Rewrite all of the records below, renaming every "field-region" as "contour-region" and leaving everything else unchanged.

-- begin Data to process --

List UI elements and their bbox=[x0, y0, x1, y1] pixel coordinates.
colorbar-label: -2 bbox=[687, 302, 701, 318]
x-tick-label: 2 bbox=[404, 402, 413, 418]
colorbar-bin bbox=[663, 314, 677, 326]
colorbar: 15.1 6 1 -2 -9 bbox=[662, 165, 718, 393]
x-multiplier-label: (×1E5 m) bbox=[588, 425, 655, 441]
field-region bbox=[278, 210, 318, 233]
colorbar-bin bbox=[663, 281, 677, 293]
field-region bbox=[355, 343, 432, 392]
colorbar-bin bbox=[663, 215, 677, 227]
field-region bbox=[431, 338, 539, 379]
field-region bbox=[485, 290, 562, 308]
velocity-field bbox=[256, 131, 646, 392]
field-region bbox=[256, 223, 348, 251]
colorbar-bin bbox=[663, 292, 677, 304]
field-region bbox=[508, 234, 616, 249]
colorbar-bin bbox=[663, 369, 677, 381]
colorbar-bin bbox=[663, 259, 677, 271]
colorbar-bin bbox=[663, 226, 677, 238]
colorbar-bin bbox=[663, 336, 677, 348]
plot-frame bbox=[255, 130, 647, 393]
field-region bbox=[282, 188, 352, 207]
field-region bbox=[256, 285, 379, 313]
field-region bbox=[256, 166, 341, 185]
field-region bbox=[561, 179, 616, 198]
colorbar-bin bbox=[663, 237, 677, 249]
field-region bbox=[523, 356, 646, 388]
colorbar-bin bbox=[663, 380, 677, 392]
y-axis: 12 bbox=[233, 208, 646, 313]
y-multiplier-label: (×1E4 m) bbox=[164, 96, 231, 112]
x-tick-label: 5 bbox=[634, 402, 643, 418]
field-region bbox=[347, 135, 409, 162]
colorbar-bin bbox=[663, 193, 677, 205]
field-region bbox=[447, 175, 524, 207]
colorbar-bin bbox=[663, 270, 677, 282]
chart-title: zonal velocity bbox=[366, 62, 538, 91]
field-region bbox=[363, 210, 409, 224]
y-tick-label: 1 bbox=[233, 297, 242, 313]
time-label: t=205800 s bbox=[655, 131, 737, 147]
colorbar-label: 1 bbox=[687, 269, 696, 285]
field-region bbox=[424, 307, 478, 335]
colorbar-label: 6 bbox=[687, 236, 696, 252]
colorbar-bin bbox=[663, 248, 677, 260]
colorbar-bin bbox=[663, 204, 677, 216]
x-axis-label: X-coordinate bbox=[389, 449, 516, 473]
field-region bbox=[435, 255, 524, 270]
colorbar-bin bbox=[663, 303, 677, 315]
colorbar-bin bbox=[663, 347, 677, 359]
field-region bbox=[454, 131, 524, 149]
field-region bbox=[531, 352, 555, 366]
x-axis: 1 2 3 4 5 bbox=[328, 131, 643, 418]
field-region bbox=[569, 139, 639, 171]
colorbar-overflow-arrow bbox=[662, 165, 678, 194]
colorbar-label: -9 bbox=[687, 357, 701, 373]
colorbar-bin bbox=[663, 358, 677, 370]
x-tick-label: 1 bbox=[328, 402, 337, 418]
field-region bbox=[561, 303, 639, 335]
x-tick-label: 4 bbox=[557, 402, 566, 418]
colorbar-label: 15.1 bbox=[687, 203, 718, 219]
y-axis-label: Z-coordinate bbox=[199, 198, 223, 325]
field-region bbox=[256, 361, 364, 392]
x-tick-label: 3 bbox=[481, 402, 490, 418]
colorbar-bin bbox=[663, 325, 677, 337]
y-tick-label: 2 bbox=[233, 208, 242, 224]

-- end Data to process --

- Answer in full -
List UI elements and their bbox=[x0, y0, x1, y1] pixel coordinates.
colorbar-label: -2 bbox=[687, 302, 701, 318]
x-tick-label: 2 bbox=[404, 402, 413, 418]
colorbar-bin bbox=[663, 314, 677, 326]
colorbar: 15.1 6 1 -2 -9 bbox=[662, 165, 718, 393]
x-multiplier-label: (×1E5 m) bbox=[588, 425, 655, 441]
contour-region bbox=[278, 210, 318, 233]
colorbar-bin bbox=[663, 281, 677, 293]
contour-region bbox=[355, 343, 432, 392]
colorbar-bin bbox=[663, 215, 677, 227]
contour-region bbox=[431, 338, 539, 379]
contour-region bbox=[485, 290, 562, 308]
velocity-field bbox=[256, 131, 646, 392]
contour-region bbox=[256, 223, 348, 251]
colorbar-bin bbox=[663, 292, 677, 304]
contour-region bbox=[508, 234, 616, 249]
colorbar-bin bbox=[663, 369, 677, 381]
colorbar-bin bbox=[663, 259, 677, 271]
colorbar-bin bbox=[663, 226, 677, 238]
colorbar-bin bbox=[663, 336, 677, 348]
plot-frame bbox=[255, 130, 647, 393]
contour-region bbox=[282, 188, 352, 207]
contour-region bbox=[256, 285, 379, 313]
contour-region bbox=[256, 166, 341, 185]
contour-region bbox=[561, 179, 616, 198]
colorbar-bin bbox=[663, 237, 677, 249]
contour-region bbox=[523, 356, 646, 388]
colorbar-bin bbox=[663, 380, 677, 392]
y-axis: 12 bbox=[233, 208, 646, 313]
y-multiplier-label: (×1E4 m) bbox=[164, 96, 231, 112]
x-tick-label: 5 bbox=[634, 402, 643, 418]
contour-region bbox=[347, 135, 409, 162]
colorbar-bin bbox=[663, 193, 677, 205]
contour-region bbox=[447, 175, 524, 207]
colorbar-bin bbox=[663, 270, 677, 282]
chart-title: zonal velocity bbox=[366, 62, 538, 91]
contour-region bbox=[363, 210, 409, 224]
y-tick-label: 1 bbox=[233, 297, 242, 313]
time-label: t=205800 s bbox=[655, 131, 737, 147]
colorbar-label: 1 bbox=[687, 269, 696, 285]
contour-region bbox=[424, 307, 478, 335]
colorbar-label: 6 bbox=[687, 236, 696, 252]
colorbar-bin bbox=[663, 248, 677, 260]
colorbar-bin bbox=[663, 204, 677, 216]
x-axis-label: X-coordinate bbox=[389, 449, 516, 473]
contour-region bbox=[435, 255, 524, 270]
colorbar-bin bbox=[663, 303, 677, 315]
colorbar-bin bbox=[663, 347, 677, 359]
contour-region bbox=[454, 131, 524, 149]
contour-region bbox=[531, 352, 555, 366]
x-axis: 1 2 3 4 5 bbox=[328, 131, 643, 418]
contour-region bbox=[569, 139, 639, 171]
colorbar-overflow-arrow bbox=[662, 165, 678, 194]
colorbar-label: -9 bbox=[687, 357, 701, 373]
colorbar-bin bbox=[663, 358, 677, 370]
x-tick-label: 1 bbox=[328, 402, 337, 418]
contour-region bbox=[561, 303, 639, 335]
x-tick-label: 4 bbox=[557, 402, 566, 418]
colorbar-label: 15.1 bbox=[687, 203, 718, 219]
y-axis-label: Z-coordinate bbox=[199, 198, 223, 325]
contour-region bbox=[256, 361, 364, 392]
x-tick-label: 3 bbox=[481, 402, 490, 418]
colorbar-bin bbox=[663, 325, 677, 337]
y-tick-label: 2 bbox=[233, 208, 242, 224]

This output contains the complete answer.